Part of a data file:
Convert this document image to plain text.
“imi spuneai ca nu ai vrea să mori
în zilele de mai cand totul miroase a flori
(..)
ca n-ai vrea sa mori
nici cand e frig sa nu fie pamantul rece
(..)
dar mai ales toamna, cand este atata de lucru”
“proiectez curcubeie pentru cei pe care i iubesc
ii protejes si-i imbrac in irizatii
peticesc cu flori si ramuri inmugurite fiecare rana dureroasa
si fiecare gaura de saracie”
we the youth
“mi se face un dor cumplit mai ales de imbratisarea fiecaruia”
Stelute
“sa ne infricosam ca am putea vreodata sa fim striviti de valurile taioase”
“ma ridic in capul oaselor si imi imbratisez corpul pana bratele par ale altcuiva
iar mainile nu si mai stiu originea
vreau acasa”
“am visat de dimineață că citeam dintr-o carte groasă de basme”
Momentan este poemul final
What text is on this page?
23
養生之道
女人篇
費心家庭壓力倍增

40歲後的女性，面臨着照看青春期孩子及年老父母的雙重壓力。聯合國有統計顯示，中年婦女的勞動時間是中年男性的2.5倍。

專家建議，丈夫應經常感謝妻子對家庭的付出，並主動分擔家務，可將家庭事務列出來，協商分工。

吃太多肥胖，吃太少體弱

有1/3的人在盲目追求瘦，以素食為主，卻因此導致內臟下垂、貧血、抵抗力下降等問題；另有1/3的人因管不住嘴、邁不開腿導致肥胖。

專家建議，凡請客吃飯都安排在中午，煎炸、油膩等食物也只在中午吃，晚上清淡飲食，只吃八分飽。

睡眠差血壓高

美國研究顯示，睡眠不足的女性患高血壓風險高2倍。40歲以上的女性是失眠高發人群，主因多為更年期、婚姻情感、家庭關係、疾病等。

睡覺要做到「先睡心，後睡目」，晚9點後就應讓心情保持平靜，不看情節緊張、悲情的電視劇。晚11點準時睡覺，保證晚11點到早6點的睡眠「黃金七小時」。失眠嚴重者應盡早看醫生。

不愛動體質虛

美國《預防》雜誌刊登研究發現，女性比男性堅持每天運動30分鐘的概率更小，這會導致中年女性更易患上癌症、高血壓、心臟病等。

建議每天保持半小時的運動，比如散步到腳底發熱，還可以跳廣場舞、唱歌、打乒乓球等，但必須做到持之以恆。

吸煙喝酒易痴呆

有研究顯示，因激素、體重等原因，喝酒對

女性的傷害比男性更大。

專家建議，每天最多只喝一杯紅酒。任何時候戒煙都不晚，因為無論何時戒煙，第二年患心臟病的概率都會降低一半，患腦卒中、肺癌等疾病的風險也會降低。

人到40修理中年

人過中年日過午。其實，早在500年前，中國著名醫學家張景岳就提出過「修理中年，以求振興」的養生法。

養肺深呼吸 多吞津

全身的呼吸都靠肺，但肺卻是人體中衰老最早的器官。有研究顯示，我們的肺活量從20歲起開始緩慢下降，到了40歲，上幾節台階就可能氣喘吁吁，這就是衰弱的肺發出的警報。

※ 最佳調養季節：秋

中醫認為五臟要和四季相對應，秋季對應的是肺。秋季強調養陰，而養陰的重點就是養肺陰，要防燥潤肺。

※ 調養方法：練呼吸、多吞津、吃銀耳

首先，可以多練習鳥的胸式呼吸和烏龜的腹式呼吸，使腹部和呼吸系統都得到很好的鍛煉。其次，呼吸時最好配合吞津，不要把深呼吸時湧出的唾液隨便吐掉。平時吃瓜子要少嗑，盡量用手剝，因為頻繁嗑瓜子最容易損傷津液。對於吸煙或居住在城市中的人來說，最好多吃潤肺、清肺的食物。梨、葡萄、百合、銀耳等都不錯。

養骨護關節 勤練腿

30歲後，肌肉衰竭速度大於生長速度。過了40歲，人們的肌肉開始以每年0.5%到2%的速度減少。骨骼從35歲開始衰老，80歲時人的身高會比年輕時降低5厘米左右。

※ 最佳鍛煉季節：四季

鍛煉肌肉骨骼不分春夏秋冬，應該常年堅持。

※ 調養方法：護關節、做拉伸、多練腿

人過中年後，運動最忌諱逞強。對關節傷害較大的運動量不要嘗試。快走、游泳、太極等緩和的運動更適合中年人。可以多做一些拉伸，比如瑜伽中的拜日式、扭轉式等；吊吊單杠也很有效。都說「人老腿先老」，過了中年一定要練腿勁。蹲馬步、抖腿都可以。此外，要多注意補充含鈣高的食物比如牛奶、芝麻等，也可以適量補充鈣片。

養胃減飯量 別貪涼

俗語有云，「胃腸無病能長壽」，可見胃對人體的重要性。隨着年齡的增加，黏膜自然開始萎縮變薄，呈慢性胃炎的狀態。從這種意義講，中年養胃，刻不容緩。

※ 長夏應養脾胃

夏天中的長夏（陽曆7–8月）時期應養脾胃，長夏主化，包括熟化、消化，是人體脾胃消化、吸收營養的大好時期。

Requirement: Give the count of lines holding the word "mori", with no other words.

The reply: 2